Wednesday new release: 17 December 2025
Avatar: Fire and Ash (Cameron, 2025) is playing in cinemas.
Before I start on Avatar: Fire and Ash, I want to acknowledge a sad milestone.
Today, my RNZ film reviewing colleague Simon Morris records his final ever episode of At the Movies. He took over the slot when Jonathan Dennis passed away in 2002 and he’s produced and presented over 1000 shows since then. (He was meticulously keeping count until a change to the RNZ website meant he could no longer number them publicly.)
Today’s programme will be available online tonight (I presume — he doesn’t always remember to flick the switch) and will air on Sunday afternoon’s Culture 101 show at about 1.30.
Looking back on it, the loss of the Wednesday night broadcast slot was the beginning of the end for At the Movies, replaced by yet more political debate.
────────────────────
WHAT THE TASK ASKS: Write the next part of the film column about Simon Morris's final At the Movies and Avatar: Fire and Ash, starting after its last sentence.
────────────────────
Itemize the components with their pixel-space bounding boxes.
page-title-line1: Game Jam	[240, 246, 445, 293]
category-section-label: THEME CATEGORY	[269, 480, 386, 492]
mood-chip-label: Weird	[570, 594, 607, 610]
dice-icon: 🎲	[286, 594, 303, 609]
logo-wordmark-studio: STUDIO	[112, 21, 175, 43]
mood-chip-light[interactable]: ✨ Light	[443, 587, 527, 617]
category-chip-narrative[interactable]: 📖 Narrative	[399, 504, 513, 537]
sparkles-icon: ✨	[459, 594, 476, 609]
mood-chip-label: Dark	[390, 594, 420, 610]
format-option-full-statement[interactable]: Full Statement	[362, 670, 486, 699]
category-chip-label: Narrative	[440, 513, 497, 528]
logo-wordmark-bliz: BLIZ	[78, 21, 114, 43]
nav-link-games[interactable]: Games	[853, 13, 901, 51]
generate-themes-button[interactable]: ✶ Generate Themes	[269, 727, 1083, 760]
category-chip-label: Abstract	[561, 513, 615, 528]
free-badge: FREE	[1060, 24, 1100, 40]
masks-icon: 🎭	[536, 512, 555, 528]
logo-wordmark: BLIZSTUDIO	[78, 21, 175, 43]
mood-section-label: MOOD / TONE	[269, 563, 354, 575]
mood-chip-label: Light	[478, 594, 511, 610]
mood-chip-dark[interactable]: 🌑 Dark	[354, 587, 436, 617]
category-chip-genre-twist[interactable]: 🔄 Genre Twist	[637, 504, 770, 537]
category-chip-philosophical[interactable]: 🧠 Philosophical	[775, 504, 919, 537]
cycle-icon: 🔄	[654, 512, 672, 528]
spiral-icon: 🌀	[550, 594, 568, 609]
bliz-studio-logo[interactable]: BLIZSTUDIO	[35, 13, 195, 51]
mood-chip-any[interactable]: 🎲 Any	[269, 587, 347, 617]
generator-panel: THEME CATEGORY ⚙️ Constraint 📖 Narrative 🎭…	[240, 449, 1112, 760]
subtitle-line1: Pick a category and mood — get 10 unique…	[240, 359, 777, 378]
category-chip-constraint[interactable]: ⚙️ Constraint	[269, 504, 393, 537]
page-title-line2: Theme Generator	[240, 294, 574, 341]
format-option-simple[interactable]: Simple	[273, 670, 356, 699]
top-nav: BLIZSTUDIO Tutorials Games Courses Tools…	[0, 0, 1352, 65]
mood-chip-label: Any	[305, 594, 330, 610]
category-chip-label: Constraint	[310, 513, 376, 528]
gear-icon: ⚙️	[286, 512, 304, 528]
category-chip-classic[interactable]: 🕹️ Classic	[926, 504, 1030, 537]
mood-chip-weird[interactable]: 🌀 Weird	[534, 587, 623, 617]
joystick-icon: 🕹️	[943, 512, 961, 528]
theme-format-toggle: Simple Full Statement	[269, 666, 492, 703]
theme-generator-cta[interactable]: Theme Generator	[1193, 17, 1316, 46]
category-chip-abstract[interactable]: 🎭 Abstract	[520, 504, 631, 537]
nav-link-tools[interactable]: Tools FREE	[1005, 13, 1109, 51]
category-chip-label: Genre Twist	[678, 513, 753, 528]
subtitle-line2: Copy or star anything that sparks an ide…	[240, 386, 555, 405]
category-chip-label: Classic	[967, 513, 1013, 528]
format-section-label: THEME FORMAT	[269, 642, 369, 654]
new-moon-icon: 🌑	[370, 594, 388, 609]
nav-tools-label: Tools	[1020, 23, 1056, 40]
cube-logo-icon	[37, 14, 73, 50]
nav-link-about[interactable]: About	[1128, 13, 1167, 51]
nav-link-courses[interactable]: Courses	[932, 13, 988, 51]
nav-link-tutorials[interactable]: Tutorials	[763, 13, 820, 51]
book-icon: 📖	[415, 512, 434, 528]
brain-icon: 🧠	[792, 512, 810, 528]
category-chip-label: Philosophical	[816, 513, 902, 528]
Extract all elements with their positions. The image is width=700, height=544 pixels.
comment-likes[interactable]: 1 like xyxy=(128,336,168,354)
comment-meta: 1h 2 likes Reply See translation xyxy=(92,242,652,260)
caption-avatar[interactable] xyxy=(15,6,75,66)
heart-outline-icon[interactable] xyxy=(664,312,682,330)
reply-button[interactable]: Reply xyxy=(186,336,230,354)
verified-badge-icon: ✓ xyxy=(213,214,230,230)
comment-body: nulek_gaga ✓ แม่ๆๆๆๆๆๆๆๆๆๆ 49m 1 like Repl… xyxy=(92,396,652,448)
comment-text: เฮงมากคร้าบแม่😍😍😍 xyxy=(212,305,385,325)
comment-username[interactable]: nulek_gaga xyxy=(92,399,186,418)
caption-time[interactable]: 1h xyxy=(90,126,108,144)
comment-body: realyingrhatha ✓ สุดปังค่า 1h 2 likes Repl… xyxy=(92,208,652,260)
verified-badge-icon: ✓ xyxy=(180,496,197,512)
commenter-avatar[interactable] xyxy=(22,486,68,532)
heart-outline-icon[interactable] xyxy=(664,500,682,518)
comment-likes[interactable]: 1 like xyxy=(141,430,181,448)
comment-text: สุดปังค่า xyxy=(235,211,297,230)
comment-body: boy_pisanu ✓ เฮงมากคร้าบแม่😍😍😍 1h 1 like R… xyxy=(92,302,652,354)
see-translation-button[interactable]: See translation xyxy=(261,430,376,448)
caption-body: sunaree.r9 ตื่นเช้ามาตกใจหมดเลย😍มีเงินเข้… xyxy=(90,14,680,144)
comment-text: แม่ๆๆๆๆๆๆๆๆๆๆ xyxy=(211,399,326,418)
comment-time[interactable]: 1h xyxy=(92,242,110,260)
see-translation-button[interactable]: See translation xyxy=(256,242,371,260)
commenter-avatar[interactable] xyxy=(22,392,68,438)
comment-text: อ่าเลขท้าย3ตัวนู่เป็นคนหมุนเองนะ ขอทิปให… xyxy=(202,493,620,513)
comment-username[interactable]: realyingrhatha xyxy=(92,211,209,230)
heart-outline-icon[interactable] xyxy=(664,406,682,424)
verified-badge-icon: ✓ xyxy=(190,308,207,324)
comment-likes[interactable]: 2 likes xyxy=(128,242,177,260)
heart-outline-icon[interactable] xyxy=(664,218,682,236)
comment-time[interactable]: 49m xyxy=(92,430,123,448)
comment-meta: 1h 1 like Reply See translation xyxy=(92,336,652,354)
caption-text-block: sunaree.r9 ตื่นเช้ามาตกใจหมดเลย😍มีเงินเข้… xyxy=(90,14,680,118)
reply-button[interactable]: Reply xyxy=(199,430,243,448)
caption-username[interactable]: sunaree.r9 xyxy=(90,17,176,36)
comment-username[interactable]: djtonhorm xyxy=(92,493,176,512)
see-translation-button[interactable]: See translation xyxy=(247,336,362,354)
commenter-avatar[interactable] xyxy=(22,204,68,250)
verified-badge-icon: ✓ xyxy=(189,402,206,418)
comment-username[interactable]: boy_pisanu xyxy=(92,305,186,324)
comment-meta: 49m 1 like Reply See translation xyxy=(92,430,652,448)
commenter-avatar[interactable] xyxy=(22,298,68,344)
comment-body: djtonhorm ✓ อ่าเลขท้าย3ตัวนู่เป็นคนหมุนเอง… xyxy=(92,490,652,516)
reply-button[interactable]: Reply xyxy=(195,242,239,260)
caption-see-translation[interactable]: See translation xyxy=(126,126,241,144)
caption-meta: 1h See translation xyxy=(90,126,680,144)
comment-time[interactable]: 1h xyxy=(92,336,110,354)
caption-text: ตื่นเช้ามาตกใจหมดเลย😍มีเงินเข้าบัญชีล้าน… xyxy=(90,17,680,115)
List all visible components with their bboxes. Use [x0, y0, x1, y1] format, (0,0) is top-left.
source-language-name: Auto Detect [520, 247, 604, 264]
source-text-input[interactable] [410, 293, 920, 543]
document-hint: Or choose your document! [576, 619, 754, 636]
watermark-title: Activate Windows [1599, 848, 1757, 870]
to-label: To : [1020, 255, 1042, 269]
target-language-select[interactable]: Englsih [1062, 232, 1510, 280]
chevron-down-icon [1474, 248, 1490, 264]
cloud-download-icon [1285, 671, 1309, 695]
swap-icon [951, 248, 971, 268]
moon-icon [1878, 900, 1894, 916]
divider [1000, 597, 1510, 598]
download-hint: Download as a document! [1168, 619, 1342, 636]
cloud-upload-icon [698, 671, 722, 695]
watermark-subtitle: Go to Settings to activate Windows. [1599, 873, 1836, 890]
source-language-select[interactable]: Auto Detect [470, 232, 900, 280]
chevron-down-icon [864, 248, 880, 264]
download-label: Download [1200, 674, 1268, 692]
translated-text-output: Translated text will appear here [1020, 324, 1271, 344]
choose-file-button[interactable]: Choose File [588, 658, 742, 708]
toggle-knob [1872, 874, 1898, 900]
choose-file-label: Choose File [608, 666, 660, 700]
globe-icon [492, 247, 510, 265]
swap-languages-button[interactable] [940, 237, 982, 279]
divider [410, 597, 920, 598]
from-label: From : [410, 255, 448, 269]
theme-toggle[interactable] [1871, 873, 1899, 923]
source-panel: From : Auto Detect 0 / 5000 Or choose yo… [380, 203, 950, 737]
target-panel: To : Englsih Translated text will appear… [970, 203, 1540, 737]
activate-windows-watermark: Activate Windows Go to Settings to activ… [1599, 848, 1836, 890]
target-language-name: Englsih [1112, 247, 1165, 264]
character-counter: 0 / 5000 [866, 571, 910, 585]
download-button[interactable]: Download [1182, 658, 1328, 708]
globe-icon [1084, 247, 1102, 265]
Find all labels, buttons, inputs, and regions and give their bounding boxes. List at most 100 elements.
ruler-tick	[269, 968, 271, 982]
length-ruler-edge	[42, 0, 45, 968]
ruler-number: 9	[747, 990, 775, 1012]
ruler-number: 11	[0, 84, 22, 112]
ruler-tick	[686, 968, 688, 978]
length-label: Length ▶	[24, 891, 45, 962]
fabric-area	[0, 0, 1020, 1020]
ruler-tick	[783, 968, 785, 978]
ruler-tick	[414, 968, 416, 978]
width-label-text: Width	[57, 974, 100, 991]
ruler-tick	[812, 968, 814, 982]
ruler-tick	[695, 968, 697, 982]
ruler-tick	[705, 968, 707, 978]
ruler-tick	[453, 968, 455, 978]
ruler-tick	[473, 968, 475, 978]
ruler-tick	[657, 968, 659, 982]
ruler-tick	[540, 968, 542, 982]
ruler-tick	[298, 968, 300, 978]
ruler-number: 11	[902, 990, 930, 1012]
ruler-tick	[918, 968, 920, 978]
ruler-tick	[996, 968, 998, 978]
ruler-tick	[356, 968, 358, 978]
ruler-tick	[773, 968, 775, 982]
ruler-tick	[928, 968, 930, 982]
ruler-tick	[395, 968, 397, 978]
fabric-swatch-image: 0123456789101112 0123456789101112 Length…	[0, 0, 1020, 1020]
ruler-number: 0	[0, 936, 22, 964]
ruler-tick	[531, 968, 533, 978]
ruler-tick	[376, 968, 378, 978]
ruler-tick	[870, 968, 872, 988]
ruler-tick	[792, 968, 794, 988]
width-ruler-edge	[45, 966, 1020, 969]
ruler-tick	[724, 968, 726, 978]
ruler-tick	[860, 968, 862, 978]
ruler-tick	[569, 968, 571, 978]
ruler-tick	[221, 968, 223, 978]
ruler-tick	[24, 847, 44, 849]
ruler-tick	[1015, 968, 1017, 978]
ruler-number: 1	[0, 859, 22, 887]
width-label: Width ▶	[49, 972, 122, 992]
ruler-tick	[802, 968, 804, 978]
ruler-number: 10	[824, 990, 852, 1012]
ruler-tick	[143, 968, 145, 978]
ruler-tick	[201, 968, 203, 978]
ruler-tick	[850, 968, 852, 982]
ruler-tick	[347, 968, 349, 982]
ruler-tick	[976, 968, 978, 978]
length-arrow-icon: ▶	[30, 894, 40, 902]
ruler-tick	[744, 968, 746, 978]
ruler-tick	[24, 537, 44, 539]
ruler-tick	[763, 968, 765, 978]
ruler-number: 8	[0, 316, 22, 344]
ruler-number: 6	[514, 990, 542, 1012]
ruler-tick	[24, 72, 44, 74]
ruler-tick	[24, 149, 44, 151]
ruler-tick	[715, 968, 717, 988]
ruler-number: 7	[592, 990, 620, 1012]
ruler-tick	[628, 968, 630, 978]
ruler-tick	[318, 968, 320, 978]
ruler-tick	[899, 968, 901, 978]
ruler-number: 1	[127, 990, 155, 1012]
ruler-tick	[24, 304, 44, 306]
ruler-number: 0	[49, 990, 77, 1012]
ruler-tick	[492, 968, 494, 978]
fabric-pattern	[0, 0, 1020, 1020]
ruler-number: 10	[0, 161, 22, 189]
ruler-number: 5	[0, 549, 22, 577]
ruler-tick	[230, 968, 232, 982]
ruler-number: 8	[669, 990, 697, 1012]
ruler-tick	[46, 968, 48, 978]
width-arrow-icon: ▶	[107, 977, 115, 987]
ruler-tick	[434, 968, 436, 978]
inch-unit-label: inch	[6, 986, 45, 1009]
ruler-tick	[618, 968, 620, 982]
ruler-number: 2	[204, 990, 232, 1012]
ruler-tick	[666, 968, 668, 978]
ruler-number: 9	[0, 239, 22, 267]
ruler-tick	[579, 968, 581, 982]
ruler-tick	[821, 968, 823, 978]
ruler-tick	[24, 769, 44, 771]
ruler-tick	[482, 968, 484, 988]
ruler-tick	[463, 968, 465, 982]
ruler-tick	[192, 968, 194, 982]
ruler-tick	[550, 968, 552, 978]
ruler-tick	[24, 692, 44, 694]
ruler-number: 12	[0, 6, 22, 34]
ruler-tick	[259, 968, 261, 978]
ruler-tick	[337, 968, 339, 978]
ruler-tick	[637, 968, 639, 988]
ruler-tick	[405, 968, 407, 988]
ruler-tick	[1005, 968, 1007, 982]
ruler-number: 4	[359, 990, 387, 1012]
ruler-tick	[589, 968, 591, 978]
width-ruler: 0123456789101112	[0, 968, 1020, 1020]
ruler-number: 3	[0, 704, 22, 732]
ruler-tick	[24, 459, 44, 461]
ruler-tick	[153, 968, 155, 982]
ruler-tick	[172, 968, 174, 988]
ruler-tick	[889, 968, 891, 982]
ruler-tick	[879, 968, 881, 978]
────────────────────
TASK RESPONSE:
I’m proud that I have made a small contribution to At the Movies over the years — I might have made 50 of them during times when Simon was unavailable. In 2020, I had a decent run of about 14 shows, all recorded and edited at home while the Covid lockdowns were in place.
But it’s Simon who we are here to celebrate. A media legend, you might say, with involvement in the Wellington music scene in the late 60s and 70s, scriptwriting for television, and producing popular music shows like Radio With Pictures in the 80s (including making pioneering music videos). He once deigned to take part in a pop music quiz show that I made for student radio in about 1988 — that’s how far back we go — and he was a columnist in the two issues of OnFilm I edited before that went kaput.
Unerringly affable, it’s always a pleasure to see him at screenings and discuss what we’ve seen — even if we rarely agree on much. He and At the Movies will be sorely missed from a film media landscape that is shrinking by the day, it seems.
I’ve been asked a few times lately what will happen for RNZ screen coverage in the new year and the truth is I don’t know. When the restructure was announced, there was talk about the newly created gaps in the service being filled by the freelance pool but who knows? It’s going to be a different world.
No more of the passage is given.